Among the lines of this listing, determine how many contain the string "JSON". Answer with the number only.

Excerpt from a dataset
★ ★ ★ ★ ★

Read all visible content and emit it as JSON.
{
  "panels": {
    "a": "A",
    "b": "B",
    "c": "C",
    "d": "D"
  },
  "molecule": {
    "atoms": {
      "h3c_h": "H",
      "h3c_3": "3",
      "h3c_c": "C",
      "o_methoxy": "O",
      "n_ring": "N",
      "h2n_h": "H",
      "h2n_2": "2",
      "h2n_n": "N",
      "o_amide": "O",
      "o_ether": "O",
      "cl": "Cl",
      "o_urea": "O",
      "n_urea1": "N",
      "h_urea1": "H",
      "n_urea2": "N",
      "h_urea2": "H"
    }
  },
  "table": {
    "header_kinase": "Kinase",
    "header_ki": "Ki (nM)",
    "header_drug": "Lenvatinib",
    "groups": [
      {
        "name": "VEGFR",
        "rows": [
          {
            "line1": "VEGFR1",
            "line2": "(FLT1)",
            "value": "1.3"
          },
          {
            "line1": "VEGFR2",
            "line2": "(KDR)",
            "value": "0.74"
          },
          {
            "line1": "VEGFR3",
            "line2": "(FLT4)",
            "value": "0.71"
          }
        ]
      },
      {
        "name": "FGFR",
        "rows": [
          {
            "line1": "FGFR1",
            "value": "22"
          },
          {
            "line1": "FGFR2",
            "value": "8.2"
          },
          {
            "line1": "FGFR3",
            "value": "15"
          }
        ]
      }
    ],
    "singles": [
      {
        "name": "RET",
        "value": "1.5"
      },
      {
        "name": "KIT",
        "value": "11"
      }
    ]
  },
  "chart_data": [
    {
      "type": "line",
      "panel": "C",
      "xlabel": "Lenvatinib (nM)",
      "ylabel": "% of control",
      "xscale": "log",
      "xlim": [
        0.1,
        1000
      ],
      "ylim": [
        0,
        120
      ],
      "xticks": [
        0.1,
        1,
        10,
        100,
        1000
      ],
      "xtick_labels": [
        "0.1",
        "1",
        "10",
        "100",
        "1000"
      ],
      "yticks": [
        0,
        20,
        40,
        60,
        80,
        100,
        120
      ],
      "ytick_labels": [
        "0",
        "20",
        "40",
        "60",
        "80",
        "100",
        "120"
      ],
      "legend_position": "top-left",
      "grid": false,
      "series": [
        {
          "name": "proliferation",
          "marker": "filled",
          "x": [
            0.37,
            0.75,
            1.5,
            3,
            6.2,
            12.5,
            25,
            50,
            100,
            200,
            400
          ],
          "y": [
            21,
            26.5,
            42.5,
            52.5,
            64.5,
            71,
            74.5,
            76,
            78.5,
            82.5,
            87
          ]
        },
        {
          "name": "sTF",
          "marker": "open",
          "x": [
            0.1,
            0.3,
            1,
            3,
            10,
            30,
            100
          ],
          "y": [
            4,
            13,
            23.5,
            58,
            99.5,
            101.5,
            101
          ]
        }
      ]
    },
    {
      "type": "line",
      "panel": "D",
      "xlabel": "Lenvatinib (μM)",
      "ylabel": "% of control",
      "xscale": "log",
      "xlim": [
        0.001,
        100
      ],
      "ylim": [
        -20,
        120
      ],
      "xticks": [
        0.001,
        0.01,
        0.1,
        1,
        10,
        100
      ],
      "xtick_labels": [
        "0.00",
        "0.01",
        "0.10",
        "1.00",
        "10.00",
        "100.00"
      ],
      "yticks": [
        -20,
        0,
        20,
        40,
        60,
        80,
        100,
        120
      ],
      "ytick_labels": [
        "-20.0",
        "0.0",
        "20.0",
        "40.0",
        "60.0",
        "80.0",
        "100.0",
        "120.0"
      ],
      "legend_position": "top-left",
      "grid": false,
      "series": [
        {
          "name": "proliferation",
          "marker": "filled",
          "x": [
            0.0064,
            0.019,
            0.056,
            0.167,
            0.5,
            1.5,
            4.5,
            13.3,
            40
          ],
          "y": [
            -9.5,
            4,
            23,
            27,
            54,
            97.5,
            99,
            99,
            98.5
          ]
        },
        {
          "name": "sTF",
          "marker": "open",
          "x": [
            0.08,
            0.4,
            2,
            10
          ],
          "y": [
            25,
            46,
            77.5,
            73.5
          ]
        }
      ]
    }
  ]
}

★ ★ ★ ★ ★

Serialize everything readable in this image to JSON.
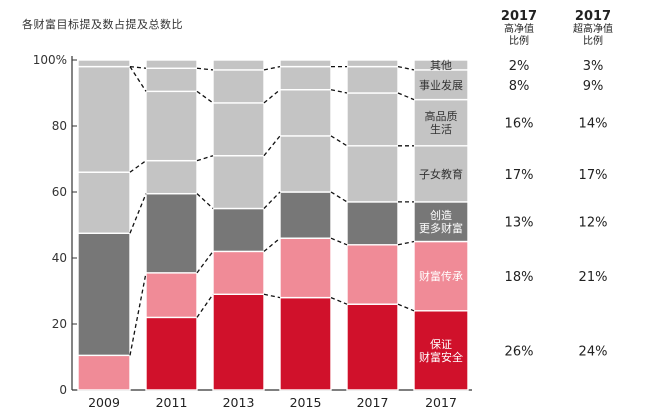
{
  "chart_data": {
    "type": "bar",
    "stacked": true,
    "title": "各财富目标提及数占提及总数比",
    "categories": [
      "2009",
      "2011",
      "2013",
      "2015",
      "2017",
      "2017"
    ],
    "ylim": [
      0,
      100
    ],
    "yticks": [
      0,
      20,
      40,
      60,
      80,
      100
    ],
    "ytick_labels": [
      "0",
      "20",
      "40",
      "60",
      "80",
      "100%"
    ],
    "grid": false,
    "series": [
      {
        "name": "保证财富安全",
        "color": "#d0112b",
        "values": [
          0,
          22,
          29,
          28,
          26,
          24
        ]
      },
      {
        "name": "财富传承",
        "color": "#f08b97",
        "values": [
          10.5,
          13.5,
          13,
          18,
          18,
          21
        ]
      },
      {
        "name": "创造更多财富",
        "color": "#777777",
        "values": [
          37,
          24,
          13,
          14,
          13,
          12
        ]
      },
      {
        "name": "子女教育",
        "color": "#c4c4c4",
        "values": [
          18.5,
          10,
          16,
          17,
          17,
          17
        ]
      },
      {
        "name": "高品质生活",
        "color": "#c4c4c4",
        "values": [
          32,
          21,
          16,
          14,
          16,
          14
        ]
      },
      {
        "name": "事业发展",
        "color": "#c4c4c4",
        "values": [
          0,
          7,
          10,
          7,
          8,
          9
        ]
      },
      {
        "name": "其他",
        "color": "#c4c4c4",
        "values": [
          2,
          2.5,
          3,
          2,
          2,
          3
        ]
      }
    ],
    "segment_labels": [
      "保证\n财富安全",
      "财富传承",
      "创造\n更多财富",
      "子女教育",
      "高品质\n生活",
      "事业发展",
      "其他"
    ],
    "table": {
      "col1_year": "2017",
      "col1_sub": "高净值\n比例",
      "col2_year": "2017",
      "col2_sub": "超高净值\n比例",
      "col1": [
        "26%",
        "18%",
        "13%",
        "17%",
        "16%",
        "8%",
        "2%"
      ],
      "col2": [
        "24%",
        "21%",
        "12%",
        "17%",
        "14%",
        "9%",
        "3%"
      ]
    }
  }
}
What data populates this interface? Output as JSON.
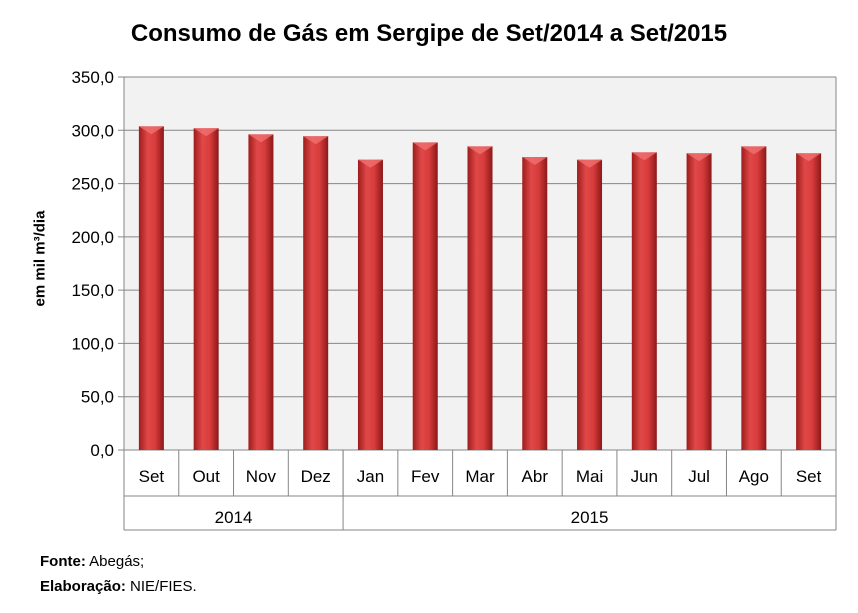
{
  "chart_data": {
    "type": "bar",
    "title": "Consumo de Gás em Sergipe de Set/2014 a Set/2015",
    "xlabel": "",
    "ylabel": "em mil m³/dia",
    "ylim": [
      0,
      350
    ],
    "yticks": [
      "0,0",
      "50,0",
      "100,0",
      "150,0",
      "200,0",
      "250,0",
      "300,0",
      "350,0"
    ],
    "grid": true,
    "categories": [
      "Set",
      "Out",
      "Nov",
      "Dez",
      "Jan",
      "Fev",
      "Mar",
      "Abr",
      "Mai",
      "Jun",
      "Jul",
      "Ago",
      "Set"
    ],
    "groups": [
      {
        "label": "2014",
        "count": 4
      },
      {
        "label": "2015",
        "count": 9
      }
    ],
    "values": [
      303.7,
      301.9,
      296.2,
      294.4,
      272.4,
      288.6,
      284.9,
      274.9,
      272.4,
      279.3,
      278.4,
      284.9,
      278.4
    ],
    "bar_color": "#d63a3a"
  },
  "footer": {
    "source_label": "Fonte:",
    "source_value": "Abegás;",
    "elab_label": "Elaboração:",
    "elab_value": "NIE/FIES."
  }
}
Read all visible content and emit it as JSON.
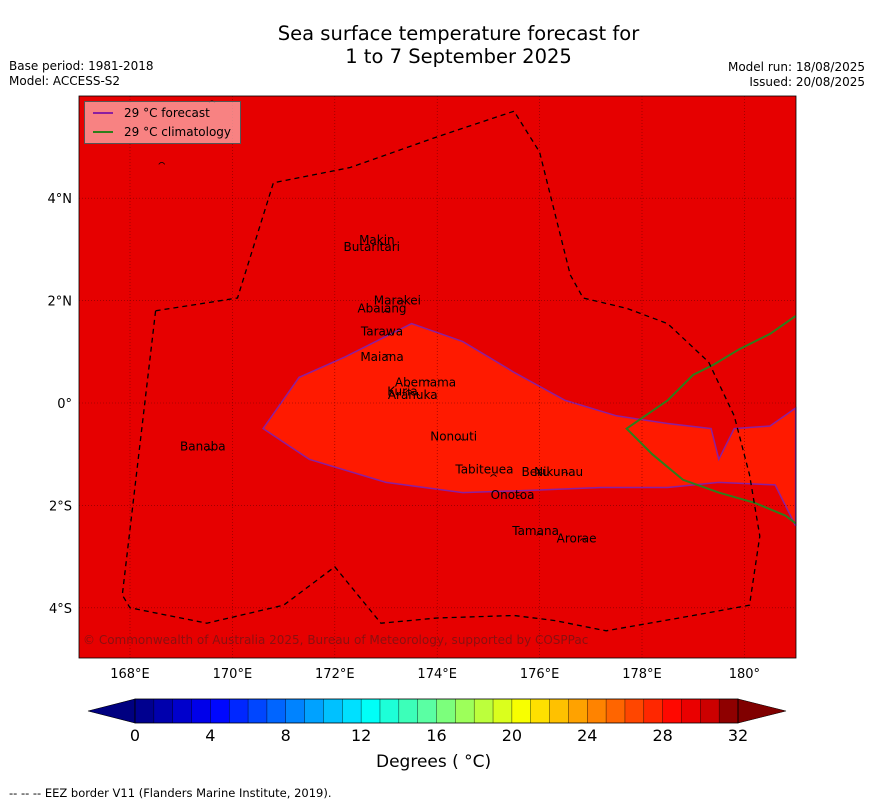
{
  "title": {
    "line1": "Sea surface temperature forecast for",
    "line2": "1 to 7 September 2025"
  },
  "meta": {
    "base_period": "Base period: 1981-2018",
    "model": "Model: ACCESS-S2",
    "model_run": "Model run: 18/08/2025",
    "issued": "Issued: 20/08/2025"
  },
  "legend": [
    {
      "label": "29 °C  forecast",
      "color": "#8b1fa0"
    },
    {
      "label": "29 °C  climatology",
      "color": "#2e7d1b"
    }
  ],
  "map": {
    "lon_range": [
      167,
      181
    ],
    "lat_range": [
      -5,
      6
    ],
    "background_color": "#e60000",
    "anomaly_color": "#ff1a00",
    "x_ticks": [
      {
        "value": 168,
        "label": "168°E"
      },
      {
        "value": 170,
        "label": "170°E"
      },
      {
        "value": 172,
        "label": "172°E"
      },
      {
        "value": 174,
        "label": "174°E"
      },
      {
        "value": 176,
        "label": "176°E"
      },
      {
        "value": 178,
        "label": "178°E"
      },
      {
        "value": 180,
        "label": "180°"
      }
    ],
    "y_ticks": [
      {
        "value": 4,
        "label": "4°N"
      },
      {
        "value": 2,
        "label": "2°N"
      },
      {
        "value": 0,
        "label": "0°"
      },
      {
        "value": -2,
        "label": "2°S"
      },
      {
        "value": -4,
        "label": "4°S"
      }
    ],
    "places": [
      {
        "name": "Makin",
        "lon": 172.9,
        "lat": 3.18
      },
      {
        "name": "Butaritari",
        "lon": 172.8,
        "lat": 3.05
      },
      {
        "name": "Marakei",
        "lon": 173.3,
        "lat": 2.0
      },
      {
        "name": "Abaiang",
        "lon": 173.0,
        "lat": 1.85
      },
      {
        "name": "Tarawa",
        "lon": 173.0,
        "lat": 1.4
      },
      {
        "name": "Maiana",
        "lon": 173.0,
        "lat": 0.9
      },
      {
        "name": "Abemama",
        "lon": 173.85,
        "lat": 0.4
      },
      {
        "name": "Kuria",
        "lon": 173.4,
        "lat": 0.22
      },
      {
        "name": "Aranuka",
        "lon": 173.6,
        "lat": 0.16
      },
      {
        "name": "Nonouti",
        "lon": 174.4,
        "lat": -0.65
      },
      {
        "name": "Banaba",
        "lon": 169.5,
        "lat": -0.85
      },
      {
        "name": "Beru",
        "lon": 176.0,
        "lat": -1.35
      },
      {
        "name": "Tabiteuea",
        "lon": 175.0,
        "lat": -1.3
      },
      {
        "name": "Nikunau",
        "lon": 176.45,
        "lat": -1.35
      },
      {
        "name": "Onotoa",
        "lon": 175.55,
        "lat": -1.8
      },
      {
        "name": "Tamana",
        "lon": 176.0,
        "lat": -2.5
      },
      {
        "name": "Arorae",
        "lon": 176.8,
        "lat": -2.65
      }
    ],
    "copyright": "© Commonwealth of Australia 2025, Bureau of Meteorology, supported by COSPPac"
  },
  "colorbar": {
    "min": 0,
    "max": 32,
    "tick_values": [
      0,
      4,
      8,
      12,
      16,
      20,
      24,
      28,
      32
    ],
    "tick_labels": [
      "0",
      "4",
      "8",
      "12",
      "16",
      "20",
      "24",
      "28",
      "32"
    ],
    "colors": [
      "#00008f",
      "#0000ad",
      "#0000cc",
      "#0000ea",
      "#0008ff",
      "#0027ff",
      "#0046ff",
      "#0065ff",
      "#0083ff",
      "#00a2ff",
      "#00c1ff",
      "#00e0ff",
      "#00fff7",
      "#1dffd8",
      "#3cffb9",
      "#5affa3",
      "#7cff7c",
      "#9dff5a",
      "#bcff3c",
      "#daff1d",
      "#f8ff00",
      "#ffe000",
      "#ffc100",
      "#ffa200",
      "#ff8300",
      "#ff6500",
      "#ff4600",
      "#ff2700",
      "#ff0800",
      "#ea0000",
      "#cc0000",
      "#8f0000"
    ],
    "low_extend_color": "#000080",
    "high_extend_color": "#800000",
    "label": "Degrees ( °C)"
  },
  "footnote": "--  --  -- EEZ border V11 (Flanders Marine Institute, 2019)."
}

★ ★ ★ ★ ★

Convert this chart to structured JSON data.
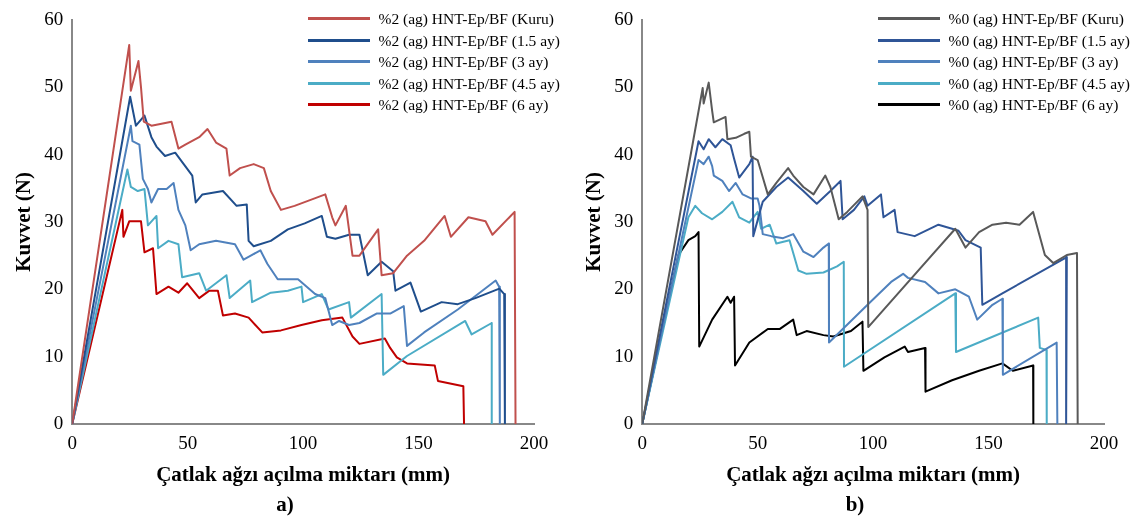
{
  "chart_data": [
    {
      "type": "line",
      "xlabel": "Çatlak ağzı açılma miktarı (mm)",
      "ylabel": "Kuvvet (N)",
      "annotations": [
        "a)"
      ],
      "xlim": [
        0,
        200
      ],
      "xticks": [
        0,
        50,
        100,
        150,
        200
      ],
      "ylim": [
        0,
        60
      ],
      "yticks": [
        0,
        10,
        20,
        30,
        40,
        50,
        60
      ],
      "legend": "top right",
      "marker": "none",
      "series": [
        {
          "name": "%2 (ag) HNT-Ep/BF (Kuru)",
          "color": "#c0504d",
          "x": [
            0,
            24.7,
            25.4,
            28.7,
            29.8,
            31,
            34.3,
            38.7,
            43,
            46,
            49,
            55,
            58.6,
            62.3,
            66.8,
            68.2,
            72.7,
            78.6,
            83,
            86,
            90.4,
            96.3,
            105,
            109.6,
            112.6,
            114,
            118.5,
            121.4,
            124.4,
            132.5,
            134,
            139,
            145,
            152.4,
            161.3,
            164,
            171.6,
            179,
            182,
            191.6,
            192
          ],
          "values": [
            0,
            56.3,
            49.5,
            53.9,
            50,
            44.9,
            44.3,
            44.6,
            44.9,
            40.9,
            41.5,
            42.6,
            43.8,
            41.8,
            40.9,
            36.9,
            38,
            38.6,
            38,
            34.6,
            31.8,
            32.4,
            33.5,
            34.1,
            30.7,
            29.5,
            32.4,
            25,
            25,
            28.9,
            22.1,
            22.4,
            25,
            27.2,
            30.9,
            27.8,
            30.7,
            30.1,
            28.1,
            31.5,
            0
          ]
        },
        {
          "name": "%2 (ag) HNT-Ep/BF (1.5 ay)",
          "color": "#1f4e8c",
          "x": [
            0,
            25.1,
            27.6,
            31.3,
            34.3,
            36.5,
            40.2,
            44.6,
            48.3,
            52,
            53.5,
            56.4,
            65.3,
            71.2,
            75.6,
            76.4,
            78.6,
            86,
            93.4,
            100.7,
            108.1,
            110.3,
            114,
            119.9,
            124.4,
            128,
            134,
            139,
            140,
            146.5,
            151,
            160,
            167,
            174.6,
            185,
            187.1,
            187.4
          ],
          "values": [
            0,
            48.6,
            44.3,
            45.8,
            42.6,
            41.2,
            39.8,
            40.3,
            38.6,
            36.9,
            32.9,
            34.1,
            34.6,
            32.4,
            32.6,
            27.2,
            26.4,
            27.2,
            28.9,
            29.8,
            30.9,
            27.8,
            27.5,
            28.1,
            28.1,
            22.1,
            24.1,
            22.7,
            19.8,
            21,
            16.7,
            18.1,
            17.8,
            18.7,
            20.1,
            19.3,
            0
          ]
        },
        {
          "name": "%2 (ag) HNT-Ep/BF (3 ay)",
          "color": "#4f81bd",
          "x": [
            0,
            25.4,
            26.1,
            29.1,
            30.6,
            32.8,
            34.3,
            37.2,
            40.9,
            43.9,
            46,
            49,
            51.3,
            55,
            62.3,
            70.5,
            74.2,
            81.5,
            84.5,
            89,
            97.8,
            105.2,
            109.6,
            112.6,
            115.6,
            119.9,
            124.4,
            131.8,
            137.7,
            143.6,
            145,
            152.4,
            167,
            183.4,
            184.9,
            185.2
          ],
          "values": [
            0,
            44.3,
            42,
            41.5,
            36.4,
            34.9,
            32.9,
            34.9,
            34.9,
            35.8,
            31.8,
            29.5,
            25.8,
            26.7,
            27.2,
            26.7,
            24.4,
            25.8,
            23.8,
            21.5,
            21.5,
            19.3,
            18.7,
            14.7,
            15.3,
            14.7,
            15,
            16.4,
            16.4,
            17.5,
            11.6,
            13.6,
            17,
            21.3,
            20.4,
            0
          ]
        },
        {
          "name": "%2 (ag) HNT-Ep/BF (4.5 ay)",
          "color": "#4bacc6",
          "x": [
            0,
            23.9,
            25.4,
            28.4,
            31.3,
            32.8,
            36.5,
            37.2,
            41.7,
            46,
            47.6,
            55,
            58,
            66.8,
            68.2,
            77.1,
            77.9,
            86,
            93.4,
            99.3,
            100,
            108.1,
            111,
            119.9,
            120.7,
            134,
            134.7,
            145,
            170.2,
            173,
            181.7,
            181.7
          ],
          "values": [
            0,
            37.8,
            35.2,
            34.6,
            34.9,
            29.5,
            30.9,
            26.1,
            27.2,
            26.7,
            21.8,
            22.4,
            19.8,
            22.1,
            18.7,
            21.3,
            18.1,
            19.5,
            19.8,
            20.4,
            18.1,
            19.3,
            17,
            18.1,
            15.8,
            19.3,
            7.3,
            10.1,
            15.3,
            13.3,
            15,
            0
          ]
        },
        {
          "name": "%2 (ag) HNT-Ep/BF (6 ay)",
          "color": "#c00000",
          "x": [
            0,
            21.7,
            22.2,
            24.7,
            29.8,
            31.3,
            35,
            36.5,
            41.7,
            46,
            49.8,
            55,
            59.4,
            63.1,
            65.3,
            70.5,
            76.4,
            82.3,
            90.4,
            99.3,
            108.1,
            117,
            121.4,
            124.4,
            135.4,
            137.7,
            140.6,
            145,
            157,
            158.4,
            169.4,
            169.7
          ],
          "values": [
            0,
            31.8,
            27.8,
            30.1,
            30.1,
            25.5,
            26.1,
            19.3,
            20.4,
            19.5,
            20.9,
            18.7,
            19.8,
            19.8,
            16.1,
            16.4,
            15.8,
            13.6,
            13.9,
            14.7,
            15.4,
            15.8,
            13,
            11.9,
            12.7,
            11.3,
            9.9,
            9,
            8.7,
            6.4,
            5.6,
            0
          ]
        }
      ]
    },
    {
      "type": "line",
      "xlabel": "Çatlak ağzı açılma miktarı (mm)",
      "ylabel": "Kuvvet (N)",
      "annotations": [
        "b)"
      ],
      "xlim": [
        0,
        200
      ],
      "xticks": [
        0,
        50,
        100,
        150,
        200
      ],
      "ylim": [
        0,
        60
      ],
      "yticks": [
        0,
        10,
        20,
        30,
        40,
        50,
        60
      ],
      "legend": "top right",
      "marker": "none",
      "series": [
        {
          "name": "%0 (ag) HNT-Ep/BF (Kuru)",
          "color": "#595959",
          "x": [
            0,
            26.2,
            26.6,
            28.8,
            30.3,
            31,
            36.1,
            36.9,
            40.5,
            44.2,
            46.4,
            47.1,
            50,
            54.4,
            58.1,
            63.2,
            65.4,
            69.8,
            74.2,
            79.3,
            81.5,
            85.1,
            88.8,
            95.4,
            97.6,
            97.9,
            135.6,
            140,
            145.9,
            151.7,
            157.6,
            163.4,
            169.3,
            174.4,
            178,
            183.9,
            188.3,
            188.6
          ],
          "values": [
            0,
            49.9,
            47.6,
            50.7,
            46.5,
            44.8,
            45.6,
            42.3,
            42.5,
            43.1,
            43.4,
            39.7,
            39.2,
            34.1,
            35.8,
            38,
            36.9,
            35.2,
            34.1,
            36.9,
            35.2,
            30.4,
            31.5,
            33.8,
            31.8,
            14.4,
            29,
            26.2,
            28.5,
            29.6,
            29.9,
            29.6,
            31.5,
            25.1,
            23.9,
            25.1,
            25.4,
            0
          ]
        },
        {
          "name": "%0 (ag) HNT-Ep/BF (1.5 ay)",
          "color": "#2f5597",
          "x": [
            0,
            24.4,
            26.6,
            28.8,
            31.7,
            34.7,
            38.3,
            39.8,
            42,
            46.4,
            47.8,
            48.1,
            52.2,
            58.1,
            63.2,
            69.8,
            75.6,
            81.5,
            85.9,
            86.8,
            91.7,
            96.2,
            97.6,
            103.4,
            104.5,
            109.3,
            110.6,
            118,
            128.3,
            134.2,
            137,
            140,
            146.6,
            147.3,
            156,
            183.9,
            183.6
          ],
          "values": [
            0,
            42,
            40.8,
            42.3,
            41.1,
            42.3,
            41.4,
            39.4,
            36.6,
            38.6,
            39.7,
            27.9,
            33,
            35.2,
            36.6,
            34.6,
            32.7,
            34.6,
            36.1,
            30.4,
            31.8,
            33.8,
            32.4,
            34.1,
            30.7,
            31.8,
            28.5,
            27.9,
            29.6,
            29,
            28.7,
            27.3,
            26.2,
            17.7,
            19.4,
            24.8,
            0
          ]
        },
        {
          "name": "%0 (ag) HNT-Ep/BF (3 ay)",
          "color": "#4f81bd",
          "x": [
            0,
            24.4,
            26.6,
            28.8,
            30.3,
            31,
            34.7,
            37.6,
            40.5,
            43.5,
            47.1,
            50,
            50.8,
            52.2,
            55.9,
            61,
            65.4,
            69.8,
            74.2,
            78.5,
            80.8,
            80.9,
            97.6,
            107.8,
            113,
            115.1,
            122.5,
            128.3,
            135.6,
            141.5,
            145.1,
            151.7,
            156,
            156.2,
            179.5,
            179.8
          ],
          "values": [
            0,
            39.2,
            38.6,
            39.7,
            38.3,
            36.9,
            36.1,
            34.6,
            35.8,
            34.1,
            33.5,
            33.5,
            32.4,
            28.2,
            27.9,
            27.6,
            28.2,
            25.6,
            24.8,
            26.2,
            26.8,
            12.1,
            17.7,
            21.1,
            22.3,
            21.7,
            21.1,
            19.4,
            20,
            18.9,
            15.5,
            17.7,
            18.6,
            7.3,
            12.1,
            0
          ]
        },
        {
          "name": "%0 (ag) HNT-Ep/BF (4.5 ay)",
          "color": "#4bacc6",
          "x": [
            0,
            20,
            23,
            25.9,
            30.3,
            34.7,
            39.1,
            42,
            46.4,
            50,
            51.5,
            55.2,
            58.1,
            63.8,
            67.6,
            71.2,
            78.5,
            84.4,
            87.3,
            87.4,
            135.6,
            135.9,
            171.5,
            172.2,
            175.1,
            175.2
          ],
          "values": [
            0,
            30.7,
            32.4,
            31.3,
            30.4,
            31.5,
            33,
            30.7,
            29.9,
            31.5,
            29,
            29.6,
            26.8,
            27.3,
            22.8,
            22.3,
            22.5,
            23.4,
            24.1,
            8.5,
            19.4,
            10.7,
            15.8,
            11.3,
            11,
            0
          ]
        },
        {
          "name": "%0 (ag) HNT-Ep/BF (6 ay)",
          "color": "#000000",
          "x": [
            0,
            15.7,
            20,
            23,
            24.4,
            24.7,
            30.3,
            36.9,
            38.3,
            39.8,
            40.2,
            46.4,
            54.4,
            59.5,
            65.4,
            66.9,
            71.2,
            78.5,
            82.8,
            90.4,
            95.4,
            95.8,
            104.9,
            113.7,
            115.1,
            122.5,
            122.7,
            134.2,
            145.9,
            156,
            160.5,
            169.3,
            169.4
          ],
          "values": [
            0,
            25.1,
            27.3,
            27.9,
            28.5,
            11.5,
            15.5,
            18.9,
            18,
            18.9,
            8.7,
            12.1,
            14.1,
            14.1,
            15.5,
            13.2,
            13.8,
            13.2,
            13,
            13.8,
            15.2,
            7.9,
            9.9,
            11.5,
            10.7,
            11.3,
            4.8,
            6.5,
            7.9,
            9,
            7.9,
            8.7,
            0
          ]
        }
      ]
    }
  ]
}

★ ★ ★ ★ ★

◆ **Solution below**:
5